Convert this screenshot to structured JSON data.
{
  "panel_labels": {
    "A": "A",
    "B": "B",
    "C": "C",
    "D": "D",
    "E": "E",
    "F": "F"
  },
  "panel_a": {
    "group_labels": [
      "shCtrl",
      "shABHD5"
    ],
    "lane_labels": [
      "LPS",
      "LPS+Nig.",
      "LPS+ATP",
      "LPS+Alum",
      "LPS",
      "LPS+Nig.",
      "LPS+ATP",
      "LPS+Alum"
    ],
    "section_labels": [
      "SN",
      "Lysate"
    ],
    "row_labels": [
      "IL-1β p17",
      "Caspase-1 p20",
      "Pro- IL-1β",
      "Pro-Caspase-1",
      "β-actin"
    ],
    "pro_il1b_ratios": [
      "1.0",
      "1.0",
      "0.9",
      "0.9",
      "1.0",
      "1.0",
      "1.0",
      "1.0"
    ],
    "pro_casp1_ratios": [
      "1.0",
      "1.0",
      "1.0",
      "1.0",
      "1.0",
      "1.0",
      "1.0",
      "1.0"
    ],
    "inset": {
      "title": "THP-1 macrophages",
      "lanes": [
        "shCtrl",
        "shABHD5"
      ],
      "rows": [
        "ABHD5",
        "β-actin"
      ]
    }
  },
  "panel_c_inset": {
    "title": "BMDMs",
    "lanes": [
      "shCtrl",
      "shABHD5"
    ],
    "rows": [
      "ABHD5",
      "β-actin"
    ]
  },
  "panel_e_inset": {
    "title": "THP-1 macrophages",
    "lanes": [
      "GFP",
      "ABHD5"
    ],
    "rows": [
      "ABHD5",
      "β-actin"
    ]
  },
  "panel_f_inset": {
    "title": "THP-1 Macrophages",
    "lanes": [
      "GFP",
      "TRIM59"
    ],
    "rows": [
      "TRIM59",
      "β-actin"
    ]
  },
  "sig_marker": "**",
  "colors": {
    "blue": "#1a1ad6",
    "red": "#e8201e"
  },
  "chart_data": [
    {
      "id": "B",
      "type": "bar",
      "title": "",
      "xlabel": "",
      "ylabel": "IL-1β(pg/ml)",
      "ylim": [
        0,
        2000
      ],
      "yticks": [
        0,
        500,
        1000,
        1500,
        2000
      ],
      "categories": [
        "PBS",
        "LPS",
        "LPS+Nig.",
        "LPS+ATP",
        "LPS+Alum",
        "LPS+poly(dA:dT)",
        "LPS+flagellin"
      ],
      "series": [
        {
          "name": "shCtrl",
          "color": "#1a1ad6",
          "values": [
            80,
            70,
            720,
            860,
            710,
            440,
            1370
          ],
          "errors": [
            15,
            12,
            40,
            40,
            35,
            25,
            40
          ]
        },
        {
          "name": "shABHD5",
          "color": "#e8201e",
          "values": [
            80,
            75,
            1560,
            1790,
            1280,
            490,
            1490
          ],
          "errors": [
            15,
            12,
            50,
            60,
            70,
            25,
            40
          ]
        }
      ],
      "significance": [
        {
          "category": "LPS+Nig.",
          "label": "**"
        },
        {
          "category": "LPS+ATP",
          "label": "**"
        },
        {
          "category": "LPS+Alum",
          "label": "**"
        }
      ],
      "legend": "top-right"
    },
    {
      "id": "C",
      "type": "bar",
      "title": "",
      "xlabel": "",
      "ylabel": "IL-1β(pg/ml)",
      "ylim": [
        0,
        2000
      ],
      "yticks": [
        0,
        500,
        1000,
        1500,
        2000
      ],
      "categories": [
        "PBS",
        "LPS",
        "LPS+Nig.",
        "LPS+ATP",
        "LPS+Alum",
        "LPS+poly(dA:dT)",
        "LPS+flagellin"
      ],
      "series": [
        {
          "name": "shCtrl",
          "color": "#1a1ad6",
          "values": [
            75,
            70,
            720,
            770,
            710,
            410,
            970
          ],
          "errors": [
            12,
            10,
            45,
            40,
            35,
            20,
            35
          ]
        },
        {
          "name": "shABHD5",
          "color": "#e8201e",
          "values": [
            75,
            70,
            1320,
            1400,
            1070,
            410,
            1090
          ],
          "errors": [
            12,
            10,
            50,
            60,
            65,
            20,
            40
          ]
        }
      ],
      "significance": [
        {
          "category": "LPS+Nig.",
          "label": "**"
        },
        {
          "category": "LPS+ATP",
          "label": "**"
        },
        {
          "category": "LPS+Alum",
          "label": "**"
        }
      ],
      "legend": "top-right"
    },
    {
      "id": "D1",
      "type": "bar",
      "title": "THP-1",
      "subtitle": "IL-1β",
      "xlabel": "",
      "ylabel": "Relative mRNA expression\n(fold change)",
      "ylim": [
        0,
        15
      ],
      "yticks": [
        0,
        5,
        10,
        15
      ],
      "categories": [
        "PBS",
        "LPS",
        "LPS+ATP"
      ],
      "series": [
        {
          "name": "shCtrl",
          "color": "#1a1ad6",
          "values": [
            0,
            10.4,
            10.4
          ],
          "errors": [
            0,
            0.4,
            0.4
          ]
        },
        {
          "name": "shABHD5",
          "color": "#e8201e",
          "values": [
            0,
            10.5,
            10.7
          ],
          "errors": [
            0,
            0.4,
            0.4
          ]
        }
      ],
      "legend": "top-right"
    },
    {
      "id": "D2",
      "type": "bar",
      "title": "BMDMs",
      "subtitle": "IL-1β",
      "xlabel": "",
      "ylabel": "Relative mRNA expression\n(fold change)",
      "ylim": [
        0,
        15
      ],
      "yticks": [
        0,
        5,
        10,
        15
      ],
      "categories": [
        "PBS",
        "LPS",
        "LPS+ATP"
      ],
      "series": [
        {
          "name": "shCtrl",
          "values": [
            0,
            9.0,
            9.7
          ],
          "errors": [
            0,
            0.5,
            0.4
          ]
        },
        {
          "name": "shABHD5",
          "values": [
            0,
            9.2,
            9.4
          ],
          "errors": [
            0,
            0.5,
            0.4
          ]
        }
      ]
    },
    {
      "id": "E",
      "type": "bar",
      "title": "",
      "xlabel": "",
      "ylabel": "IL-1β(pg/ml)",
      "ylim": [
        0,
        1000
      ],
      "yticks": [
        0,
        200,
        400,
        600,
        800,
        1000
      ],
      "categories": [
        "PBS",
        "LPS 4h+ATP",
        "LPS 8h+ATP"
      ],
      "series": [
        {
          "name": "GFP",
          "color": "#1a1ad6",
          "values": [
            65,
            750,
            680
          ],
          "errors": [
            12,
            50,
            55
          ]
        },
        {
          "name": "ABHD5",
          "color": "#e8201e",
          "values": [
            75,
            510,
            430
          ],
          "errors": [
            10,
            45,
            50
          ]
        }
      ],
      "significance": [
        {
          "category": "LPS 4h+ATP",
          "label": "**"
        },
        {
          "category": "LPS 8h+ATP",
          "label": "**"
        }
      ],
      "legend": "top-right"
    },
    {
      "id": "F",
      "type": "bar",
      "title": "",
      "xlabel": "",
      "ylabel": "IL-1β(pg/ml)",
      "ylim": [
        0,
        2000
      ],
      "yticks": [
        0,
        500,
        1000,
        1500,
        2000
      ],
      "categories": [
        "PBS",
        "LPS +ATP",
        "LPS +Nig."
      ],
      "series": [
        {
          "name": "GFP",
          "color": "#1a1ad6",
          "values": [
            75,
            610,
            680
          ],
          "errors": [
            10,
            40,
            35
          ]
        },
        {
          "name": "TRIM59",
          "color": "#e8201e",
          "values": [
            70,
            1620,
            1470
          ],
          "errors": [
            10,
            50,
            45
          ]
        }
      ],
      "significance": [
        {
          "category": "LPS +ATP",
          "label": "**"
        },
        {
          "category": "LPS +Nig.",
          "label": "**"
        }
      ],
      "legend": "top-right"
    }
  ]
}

● ● ● ● ● ● ●

▶ [WORK ITEM]: The records above must be printed again in full, exactly as written.

▶ [TASK ANSWER]:
Convert this screenshot to structured JSON data.
{
  "panel_labels": {
    "A": "A",
    "B": "B",
    "C": "C",
    "D": "D",
    "E": "E",
    "F": "F"
  },
  "panel_a": {
    "group_labels": [
      "shCtrl",
      "shABHD5"
    ],
    "lane_labels": [
      "LPS",
      "LPS+Nig.",
      "LPS+ATP",
      "LPS+Alum",
      "LPS",
      "LPS+Nig.",
      "LPS+ATP",
      "LPS+Alum"
    ],
    "section_labels": [
      "SN",
      "Lysate"
    ],
    "row_labels": [
      "IL-1β p17",
      "Caspase-1 p20",
      "Pro- IL-1β",
      "Pro-Caspase-1",
      "β-actin"
    ],
    "pro_il1b_ratios": [
      "1.0",
      "1.0",
      "0.9",
      "0.9",
      "1.0",
      "1.0",
      "1.0",
      "1.0"
    ],
    "pro_casp1_ratios": [
      "1.0",
      "1.0",
      "1.0",
      "1.0",
      "1.0",
      "1.0",
      "1.0",
      "1.0"
    ],
    "inset": {
      "title": "THP-1 macrophages",
      "lanes": [
        "shCtrl",
        "shABHD5"
      ],
      "rows": [
        "ABHD5",
        "β-actin"
      ]
    }
  },
  "panel_c_inset": {
    "title": "BMDMs",
    "lanes": [
      "shCtrl",
      "shABHD5"
    ],
    "rows": [
      "ABHD5",
      "β-actin"
    ]
  },
  "panel_e_inset": {
    "title": "THP-1 macrophages",
    "lanes": [
      "GFP",
      "ABHD5"
    ],
    "rows": [
      "ABHD5",
      "β-actin"
    ]
  },
  "panel_f_inset": {
    "title": "THP-1 Macrophages",
    "lanes": [
      "GFP",
      "TRIM59"
    ],
    "rows": [
      "TRIM59",
      "β-actin"
    ]
  },
  "sig_marker": "**",
  "colors": {
    "blue": "#1a1ad6",
    "red": "#e8201e"
  },
  "chart_data": [
    {
      "id": "B",
      "type": "bar",
      "title": "",
      "xlabel": "",
      "ylabel": "IL-1β(pg/ml)",
      "ylim": [
        0,
        2000
      ],
      "yticks": [
        0,
        500,
        1000,
        1500,
        2000
      ],
      "categories": [
        "PBS",
        "LPS",
        "LPS+Nig.",
        "LPS+ATP",
        "LPS+Alum",
        "LPS+poly(dA:dT)",
        "LPS+flagellin"
      ],
      "series": [
        {
          "name": "shCtrl",
          "color": "#1a1ad6",
          "values": [
            80,
            70,
            720,
            860,
            710,
            440,
            1370
          ],
          "errors": [
            15,
            12,
            40,
            40,
            35,
            25,
            40
          ]
        },
        {
          "name": "shABHD5",
          "color": "#e8201e",
          "values": [
            80,
            75,
            1560,
            1790,
            1280,
            490,
            1490
          ],
          "errors": [
            15,
            12,
            50,
            60,
            70,
            25,
            40
          ]
        }
      ],
      "significance": [
        {
          "category": "LPS+Nig.",
          "label": "**"
        },
        {
          "category": "LPS+ATP",
          "label": "**"
        },
        {
          "category": "LPS+Alum",
          "label": "**"
        }
      ],
      "legend": "top-right"
    },
    {
      "id": "C",
      "type": "bar",
      "title": "",
      "xlabel": "",
      "ylabel": "IL-1β(pg/ml)",
      "ylim": [
        0,
        2000
      ],
      "yticks": [
        0,
        500,
        1000,
        1500,
        2000
      ],
      "categories": [
        "PBS",
        "LPS",
        "LPS+Nig.",
        "LPS+ATP",
        "LPS+Alum",
        "LPS+poly(dA:dT)",
        "LPS+flagellin"
      ],
      "series": [
        {
          "name": "shCtrl",
          "color": "#1a1ad6",
          "values": [
            75,
            70,
            720,
            770,
            710,
            410,
            970
          ],
          "errors": [
            12,
            10,
            45,
            40,
            35,
            20,
            35
          ]
        },
        {
          "name": "shABHD5",
          "color": "#e8201e",
          "values": [
            75,
            70,
            1320,
            1400,
            1070,
            410,
            1090
          ],
          "errors": [
            12,
            10,
            50,
            60,
            65,
            20,
            40
          ]
        }
      ],
      "significance": [
        {
          "category": "LPS+Nig.",
          "label": "**"
        },
        {
          "category": "LPS+ATP",
          "label": "**"
        },
        {
          "category": "LPS+Alum",
          "label": "**"
        }
      ],
      "legend": "top-right"
    },
    {
      "id": "D1",
      "type": "bar",
      "title": "THP-1",
      "subtitle": "IL-1β",
      "xlabel": "",
      "ylabel": "Relative mRNA expression\n(fold change)",
      "ylim": [
        0,
        15
      ],
      "yticks": [
        0,
        5,
        10,
        15
      ],
      "categories": [
        "PBS",
        "LPS",
        "LPS+ATP"
      ],
      "series": [
        {
          "name": "shCtrl",
          "color": "#1a1ad6",
          "values": [
            0,
            10.4,
            10.4
          ],
          "errors": [
            0,
            0.4,
            0.4
          ]
        },
        {
          "name": "shABHD5",
          "color": "#e8201e",
          "values": [
            0,
            10.5,
            10.7
          ],
          "errors": [
            0,
            0.4,
            0.4
          ]
        }
      ],
      "legend": "top-right"
    },
    {
      "id": "D2",
      "type": "bar",
      "title": "BMDMs",
      "subtitle": "IL-1β",
      "xlabel": "",
      "ylabel": "Relative mRNA expression\n(fold change)",
      "ylim": [
        0,
        15
      ],
      "yticks": [
        0,
        5,
        10,
        15
      ],
      "categories": [
        "PBS",
        "LPS",
        "LPS+ATP"
      ],
      "series": [
        {
          "name": "shCtrl",
          "values": [
            0,
            9.0,
            9.7
          ],
          "errors": [
            0,
            0.5,
            0.4
          ]
        },
        {
          "name": "shABHD5",
          "values": [
            0,
            9.2,
            9.4
          ],
          "errors": [
            0,
            0.5,
            0.4
          ]
        }
      ]
    },
    {
      "id": "E",
      "type": "bar",
      "title": "",
      "xlabel": "",
      "ylabel": "IL-1β(pg/ml)",
      "ylim": [
        0,
        1000
      ],
      "yticks": [
        0,
        200,
        400,
        600,
        800,
        1000
      ],
      "categories": [
        "PBS",
        "LPS 4h+ATP",
        "LPS 8h+ATP"
      ],
      "series": [
        {
          "name": "GFP",
          "color": "#1a1ad6",
          "values": [
            65,
            750,
            680
          ],
          "errors": [
            12,
            50,
            55
          ]
        },
        {
          "name": "ABHD5",
          "color": "#e8201e",
          "values": [
            75,
            510,
            430
          ],
          "errors": [
            10,
            45,
            50
          ]
        }
      ],
      "significance": [
        {
          "category": "LPS 4h+ATP",
          "label": "**"
        },
        {
          "category": "LPS 8h+ATP",
          "label": "**"
        }
      ],
      "legend": "top-right"
    },
    {
      "id": "F",
      "type": "bar",
      "title": "",
      "xlabel": "",
      "ylabel": "IL-1β(pg/ml)",
      "ylim": [
        0,
        2000
      ],
      "yticks": [
        0,
        500,
        1000,
        1500,
        2000
      ],
      "categories": [
        "PBS",
        "LPS +ATP",
        "LPS +Nig."
      ],
      "series": [
        {
          "name": "GFP",
          "color": "#1a1ad6",
          "values": [
            75,
            610,
            680
          ],
          "errors": [
            10,
            40,
            35
          ]
        },
        {
          "name": "TRIM59",
          "color": "#e8201e",
          "values": [
            70,
            1620,
            1470
          ],
          "errors": [
            10,
            50,
            45
          ]
        }
      ],
      "significance": [
        {
          "category": "LPS +ATP",
          "label": "**"
        },
        {
          "category": "LPS +Nig.",
          "label": "**"
        }
      ],
      "legend": "top-right"
    }
  ]
}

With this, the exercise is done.